Copy each line containing the word "LoadBalancerRequestFactory" from the records that follow, please.

Stored data |
● ● ● ●
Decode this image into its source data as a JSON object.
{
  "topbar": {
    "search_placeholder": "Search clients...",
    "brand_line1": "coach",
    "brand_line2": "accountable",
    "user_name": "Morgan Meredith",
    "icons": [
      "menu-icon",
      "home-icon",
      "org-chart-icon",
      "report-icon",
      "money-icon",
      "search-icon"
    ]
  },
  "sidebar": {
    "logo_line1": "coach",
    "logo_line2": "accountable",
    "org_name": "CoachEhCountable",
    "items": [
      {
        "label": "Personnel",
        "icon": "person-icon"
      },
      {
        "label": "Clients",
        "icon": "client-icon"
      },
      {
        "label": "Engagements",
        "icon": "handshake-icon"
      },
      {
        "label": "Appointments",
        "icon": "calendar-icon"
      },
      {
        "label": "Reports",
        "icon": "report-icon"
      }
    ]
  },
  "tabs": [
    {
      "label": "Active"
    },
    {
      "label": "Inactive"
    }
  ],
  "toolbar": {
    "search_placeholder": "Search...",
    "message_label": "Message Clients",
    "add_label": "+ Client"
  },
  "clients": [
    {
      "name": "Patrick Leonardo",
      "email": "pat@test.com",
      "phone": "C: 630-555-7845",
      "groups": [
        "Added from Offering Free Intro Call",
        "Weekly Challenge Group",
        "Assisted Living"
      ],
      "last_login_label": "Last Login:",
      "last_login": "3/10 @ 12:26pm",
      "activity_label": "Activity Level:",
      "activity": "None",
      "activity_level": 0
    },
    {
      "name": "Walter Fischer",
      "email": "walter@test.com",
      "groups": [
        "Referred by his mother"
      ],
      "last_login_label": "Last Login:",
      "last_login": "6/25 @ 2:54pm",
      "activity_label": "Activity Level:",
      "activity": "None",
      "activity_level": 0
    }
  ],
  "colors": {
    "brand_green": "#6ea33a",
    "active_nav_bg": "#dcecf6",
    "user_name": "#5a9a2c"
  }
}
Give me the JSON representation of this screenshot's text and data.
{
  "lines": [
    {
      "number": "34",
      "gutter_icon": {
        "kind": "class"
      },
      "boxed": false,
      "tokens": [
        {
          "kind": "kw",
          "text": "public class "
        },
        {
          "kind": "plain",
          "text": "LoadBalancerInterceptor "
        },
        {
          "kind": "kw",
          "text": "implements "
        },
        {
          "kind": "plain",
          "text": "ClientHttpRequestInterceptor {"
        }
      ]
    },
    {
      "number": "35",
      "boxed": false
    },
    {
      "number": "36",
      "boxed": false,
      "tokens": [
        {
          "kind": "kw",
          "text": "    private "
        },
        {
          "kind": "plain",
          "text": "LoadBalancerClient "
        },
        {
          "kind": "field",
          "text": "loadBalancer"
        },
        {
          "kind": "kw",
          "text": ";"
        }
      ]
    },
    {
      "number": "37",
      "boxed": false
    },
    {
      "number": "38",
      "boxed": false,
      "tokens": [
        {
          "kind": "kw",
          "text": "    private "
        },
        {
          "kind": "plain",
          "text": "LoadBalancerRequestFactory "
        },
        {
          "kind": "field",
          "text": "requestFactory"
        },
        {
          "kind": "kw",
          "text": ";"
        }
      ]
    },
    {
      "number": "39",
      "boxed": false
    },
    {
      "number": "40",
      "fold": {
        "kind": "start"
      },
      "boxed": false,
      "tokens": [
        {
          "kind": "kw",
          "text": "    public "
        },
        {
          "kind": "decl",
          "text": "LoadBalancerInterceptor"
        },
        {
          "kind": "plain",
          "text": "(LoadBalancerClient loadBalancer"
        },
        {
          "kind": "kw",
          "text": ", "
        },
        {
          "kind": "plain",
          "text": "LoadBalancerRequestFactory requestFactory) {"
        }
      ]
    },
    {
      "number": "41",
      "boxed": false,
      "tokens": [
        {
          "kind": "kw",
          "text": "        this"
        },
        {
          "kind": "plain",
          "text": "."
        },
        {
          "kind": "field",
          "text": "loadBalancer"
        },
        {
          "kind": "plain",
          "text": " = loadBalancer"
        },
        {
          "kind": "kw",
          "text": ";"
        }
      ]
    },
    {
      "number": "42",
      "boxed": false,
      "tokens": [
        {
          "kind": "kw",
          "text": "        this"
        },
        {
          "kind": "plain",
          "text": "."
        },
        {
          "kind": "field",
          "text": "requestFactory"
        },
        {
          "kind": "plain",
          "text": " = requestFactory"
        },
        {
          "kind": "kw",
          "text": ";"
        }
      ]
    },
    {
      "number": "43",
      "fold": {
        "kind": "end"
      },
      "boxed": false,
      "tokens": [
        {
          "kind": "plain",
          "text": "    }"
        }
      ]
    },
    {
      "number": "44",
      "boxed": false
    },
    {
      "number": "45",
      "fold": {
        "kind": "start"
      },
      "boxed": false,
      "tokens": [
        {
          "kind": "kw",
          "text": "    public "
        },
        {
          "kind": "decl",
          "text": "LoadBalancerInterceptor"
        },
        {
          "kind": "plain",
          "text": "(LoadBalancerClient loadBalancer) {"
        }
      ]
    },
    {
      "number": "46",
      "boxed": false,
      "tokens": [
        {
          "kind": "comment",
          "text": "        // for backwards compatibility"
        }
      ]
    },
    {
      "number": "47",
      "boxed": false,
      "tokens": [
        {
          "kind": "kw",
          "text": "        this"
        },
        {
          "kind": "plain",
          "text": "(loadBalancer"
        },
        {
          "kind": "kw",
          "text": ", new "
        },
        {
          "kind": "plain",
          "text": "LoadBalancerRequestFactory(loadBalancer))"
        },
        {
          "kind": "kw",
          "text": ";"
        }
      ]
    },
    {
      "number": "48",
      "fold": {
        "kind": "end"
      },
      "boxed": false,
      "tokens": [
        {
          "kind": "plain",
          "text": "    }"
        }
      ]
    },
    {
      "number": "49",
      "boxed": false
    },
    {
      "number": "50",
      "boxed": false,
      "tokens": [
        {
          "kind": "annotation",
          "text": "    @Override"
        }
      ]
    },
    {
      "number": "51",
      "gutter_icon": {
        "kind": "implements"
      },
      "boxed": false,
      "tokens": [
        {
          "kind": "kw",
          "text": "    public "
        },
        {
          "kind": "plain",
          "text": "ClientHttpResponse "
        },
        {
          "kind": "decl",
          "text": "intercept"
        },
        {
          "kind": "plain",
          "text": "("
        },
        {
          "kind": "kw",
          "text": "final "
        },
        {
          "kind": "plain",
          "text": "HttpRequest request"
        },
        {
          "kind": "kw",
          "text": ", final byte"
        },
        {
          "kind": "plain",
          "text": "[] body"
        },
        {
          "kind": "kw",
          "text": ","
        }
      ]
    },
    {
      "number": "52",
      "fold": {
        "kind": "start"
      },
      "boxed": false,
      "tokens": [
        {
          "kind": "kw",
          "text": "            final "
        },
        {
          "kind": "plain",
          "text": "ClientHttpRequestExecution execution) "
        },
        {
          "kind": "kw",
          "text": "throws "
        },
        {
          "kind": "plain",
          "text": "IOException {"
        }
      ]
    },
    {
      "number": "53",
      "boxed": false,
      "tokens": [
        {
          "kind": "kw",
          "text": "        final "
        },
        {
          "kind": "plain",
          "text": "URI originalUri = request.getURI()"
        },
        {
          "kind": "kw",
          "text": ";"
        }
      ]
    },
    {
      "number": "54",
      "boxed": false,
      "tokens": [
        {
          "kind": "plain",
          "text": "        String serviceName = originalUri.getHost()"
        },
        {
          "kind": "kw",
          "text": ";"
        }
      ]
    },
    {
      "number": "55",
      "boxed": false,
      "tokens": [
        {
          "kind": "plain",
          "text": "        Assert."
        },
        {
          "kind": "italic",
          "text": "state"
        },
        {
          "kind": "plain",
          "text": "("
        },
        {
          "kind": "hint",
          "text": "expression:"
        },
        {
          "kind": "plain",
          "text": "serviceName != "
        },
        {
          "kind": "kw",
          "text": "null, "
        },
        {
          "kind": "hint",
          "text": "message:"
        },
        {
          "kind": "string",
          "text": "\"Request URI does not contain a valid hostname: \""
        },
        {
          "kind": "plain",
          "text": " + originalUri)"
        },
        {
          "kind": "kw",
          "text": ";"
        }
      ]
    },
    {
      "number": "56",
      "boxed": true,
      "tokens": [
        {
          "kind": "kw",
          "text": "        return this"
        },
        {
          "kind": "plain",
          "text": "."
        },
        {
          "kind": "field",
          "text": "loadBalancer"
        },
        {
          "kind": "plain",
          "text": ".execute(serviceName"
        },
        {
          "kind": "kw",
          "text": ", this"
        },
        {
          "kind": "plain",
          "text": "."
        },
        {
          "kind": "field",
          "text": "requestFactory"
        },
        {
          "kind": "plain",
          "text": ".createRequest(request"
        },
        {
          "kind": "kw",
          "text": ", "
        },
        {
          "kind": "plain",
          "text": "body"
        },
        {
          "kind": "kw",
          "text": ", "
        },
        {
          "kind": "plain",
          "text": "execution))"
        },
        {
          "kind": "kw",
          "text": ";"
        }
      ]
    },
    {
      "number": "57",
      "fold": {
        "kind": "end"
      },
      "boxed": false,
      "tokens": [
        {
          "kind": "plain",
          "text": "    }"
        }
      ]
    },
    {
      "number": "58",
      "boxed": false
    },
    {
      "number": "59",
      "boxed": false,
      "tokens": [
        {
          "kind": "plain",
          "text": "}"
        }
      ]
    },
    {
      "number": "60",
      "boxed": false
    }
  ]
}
● ● ● ●
Full response |
          "text": "LoadBalancerRequestFactory "
          "text": "LoadBalancerRequestFactory requestFactory) {"
          "text": "LoadBalancerRequestFactory(loadBalancer))"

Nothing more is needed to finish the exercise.